PROBLEM REQUIREMENTS.
Copy every line of the following data that includes the string "Contribution".

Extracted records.

◆ ◆ ◆ ◆

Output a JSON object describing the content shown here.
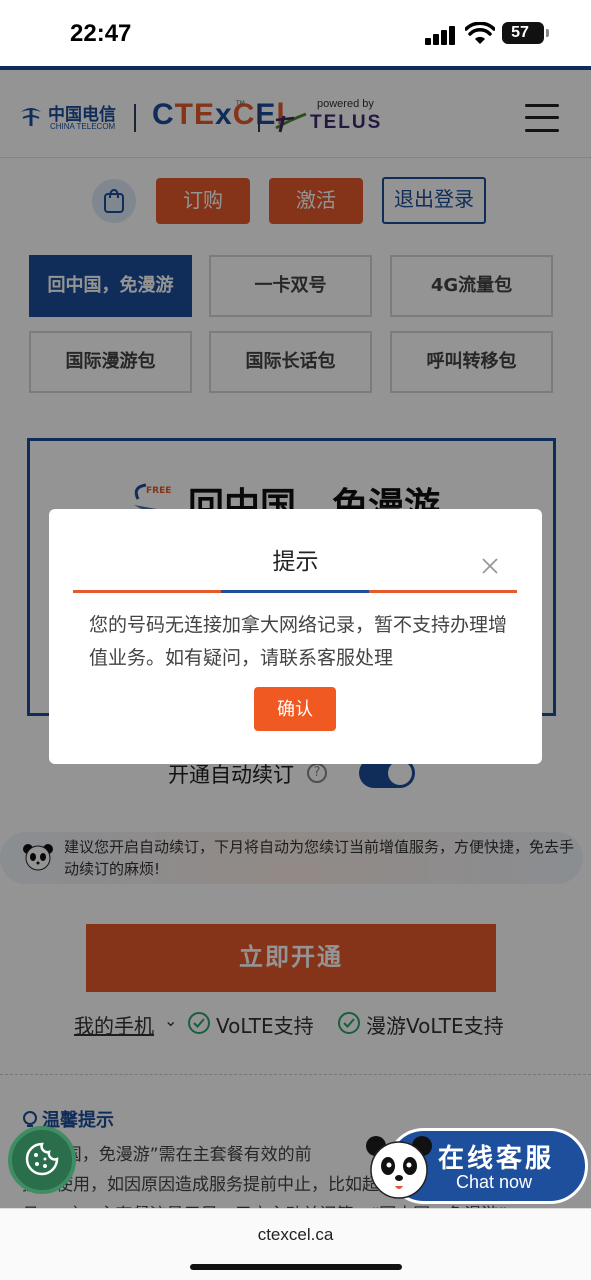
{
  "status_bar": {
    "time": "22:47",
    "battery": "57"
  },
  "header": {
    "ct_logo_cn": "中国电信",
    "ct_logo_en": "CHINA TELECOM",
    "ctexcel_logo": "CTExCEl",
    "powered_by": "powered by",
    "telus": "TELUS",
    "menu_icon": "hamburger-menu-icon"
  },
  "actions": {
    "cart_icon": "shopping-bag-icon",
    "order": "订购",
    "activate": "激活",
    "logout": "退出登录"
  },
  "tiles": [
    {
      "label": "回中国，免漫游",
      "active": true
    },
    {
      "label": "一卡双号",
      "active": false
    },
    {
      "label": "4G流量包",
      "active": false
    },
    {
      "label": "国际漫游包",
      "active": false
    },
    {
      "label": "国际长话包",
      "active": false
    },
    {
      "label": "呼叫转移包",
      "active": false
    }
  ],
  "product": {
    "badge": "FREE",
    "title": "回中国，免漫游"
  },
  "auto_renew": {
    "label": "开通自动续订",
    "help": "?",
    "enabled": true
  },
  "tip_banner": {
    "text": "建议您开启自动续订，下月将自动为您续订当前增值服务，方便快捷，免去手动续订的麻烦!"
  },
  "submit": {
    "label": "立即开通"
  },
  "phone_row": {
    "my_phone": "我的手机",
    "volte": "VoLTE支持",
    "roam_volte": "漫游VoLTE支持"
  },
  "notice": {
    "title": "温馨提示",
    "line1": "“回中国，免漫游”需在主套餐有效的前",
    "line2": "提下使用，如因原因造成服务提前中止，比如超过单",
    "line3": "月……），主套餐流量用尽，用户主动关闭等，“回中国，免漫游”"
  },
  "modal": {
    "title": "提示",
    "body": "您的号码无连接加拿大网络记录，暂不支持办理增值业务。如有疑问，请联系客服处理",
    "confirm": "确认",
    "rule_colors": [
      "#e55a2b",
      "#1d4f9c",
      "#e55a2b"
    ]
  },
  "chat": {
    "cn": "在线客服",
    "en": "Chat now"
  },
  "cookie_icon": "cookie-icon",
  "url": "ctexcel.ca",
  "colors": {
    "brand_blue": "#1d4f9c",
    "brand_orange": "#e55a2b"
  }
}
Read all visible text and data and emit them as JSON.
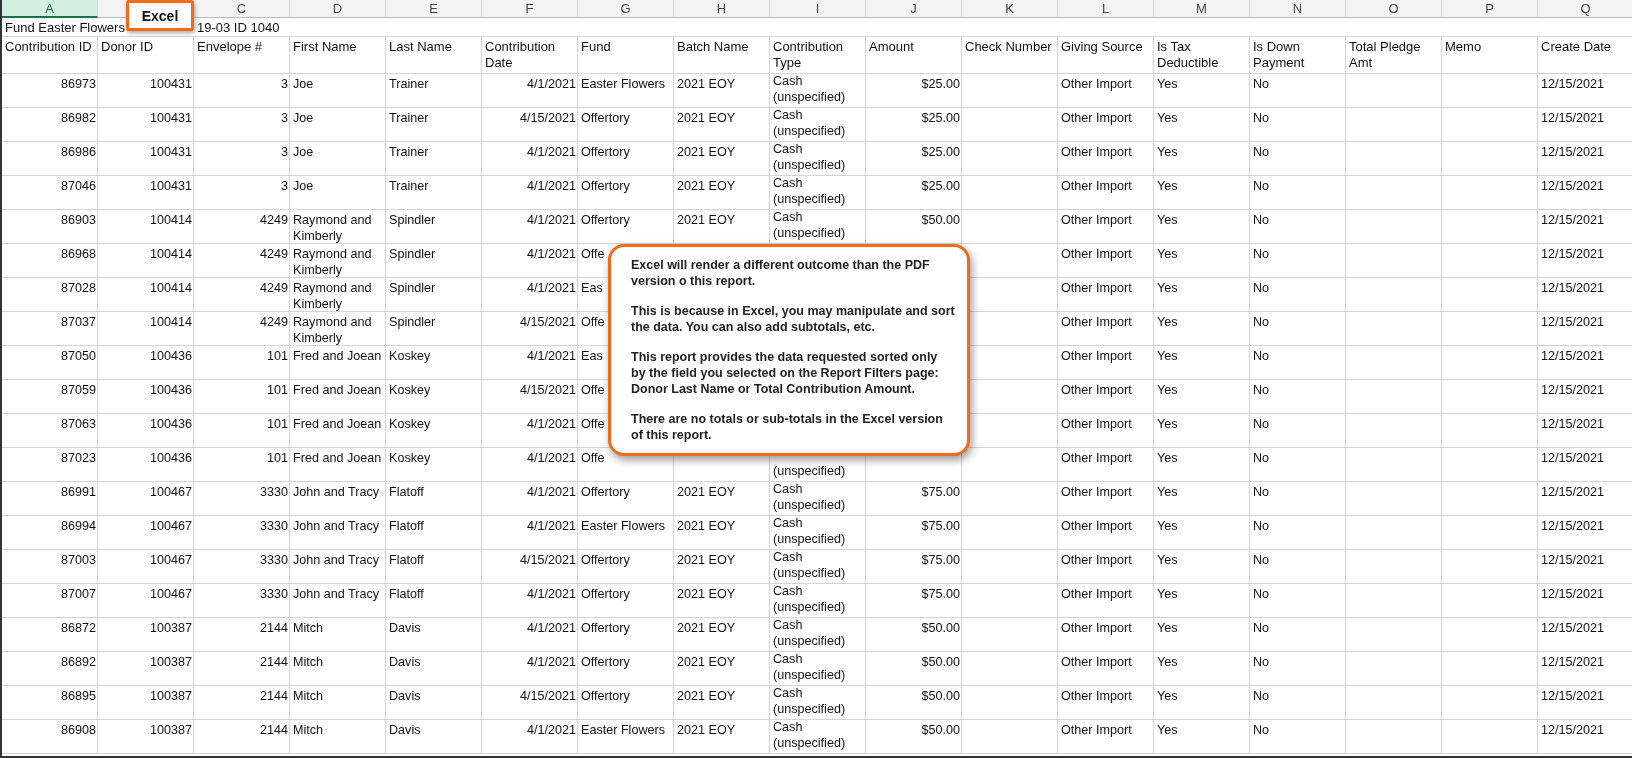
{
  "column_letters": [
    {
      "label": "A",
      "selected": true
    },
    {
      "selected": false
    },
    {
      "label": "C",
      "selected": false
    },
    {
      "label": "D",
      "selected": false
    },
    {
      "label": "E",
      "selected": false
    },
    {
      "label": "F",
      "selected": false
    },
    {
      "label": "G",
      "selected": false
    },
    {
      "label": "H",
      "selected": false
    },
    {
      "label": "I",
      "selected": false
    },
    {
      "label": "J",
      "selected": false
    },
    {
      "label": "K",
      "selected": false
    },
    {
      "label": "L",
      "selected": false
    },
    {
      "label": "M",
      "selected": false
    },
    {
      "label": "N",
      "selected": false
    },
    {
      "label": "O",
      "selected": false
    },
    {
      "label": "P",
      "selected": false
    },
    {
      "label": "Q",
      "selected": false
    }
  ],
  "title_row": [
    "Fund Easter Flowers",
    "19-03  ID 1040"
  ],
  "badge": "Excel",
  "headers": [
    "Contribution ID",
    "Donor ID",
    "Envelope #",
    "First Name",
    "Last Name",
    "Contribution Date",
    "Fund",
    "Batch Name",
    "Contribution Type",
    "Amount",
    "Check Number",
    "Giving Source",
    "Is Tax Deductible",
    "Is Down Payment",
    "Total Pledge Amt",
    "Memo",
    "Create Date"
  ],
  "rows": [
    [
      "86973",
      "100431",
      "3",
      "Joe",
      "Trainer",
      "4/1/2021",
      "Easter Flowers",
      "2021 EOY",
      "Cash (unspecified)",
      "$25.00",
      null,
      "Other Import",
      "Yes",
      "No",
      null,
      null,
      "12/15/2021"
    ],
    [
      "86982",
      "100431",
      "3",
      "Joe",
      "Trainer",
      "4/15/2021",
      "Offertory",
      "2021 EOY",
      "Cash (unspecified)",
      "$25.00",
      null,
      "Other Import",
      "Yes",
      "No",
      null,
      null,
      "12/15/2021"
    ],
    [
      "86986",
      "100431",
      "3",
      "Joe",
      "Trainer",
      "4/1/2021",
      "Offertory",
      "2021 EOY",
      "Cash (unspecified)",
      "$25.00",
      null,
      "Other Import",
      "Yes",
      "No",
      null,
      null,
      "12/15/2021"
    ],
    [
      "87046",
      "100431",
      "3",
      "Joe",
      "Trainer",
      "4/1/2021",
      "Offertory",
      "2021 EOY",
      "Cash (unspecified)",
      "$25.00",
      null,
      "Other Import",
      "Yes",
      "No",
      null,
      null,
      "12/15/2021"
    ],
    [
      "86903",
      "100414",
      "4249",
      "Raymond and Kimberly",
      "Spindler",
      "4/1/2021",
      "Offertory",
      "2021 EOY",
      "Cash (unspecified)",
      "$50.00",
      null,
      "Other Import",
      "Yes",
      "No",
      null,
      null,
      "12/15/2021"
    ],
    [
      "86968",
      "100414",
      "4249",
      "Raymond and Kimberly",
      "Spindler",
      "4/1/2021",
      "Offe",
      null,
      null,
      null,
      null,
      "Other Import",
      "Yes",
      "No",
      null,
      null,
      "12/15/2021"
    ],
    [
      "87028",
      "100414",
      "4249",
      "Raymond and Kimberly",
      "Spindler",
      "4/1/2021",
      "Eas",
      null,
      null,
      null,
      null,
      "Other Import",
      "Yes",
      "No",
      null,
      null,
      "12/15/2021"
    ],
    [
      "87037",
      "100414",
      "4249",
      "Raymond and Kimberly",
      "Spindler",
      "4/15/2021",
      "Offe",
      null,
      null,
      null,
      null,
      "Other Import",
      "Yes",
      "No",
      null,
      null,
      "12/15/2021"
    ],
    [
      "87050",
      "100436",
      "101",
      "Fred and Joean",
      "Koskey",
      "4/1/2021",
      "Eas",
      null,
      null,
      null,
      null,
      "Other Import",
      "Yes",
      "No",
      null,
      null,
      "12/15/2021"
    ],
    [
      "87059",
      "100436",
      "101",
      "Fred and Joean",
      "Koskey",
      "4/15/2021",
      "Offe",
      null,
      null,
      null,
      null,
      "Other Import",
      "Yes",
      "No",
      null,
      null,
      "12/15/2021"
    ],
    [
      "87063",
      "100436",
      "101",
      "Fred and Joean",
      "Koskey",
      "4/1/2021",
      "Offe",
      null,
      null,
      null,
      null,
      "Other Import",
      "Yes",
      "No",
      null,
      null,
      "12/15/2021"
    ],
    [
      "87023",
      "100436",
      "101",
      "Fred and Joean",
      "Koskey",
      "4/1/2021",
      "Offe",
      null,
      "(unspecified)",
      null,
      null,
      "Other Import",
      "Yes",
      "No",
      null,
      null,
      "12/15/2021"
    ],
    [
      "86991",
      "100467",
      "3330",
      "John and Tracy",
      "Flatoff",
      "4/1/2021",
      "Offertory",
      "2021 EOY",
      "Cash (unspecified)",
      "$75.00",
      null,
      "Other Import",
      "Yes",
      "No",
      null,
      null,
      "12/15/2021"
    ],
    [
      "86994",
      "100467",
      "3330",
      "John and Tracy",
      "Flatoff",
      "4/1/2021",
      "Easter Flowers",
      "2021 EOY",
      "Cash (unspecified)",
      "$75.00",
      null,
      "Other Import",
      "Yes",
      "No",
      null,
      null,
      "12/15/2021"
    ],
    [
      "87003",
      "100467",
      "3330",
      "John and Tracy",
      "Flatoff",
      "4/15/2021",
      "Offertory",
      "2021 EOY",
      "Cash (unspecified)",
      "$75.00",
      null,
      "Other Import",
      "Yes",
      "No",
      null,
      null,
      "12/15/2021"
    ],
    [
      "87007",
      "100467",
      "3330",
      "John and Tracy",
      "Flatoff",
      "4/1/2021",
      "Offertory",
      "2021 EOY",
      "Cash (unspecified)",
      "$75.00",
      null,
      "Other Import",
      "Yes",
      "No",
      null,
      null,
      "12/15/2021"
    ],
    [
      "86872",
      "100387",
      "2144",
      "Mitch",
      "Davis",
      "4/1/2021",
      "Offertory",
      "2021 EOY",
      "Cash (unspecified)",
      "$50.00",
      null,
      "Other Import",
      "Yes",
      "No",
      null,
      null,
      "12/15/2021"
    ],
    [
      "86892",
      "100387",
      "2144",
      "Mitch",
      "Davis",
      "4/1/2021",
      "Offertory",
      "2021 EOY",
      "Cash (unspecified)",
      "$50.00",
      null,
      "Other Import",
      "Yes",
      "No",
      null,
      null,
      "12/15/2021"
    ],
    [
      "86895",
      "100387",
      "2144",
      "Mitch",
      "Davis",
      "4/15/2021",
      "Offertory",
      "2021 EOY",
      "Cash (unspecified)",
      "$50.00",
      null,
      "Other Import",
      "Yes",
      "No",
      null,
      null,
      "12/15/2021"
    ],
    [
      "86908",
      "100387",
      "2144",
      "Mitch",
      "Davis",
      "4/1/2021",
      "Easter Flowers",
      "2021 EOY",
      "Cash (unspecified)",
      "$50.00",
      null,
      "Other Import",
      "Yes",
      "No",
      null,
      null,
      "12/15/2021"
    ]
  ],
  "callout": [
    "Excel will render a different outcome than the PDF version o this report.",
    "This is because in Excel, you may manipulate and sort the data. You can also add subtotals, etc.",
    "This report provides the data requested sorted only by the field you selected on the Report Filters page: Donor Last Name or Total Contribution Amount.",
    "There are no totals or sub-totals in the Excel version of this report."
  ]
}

◆ ◆ ◆ ◆

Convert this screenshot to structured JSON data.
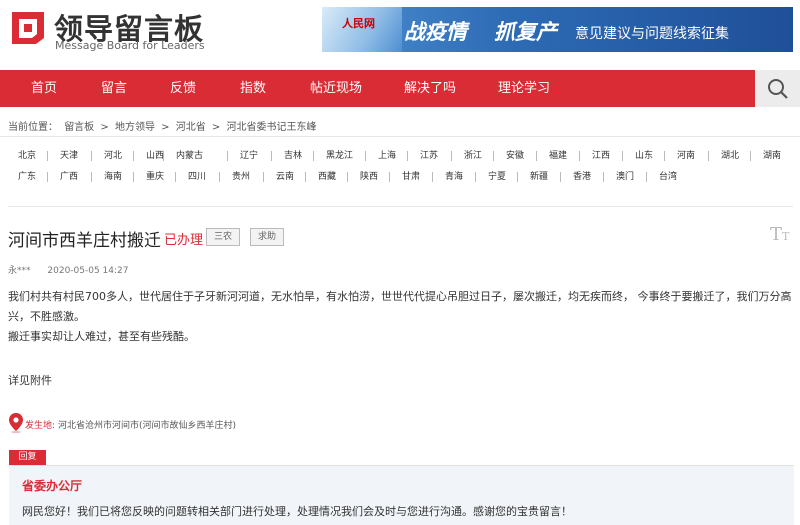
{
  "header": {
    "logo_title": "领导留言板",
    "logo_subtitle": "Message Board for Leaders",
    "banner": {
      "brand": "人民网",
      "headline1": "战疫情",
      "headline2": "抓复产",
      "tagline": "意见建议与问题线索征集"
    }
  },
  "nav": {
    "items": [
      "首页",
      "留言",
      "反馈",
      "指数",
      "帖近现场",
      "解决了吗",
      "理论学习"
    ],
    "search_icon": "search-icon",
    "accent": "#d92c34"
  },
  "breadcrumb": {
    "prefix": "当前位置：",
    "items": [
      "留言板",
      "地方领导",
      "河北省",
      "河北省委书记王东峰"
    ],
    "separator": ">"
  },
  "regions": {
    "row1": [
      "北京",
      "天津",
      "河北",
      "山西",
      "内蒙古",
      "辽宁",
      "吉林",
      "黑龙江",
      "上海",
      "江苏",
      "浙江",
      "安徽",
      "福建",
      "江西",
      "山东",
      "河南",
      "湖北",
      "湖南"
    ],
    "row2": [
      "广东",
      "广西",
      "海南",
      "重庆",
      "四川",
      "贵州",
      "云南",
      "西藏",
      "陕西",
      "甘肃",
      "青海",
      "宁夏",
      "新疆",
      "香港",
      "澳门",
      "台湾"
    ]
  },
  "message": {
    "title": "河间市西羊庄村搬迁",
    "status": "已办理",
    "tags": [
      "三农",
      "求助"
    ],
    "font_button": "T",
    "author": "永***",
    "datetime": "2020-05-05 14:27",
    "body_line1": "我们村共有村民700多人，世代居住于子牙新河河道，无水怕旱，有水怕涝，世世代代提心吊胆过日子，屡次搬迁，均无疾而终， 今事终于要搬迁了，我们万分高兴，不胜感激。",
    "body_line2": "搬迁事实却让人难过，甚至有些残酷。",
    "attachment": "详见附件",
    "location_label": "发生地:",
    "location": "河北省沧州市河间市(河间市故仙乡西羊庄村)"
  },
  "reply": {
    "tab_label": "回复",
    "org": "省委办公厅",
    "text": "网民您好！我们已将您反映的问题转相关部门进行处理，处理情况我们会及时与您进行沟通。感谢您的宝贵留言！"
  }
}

◆ ◆ ◆ ◆

RESULT FOR THIS TASK.
    "Contribution ID",
    "Contribution Date",
    "Contribution Type",
    "This report provides the data requested sorted only by the field you selected on the Report Filters page: Donor Last Name or Total Contribution Amount.",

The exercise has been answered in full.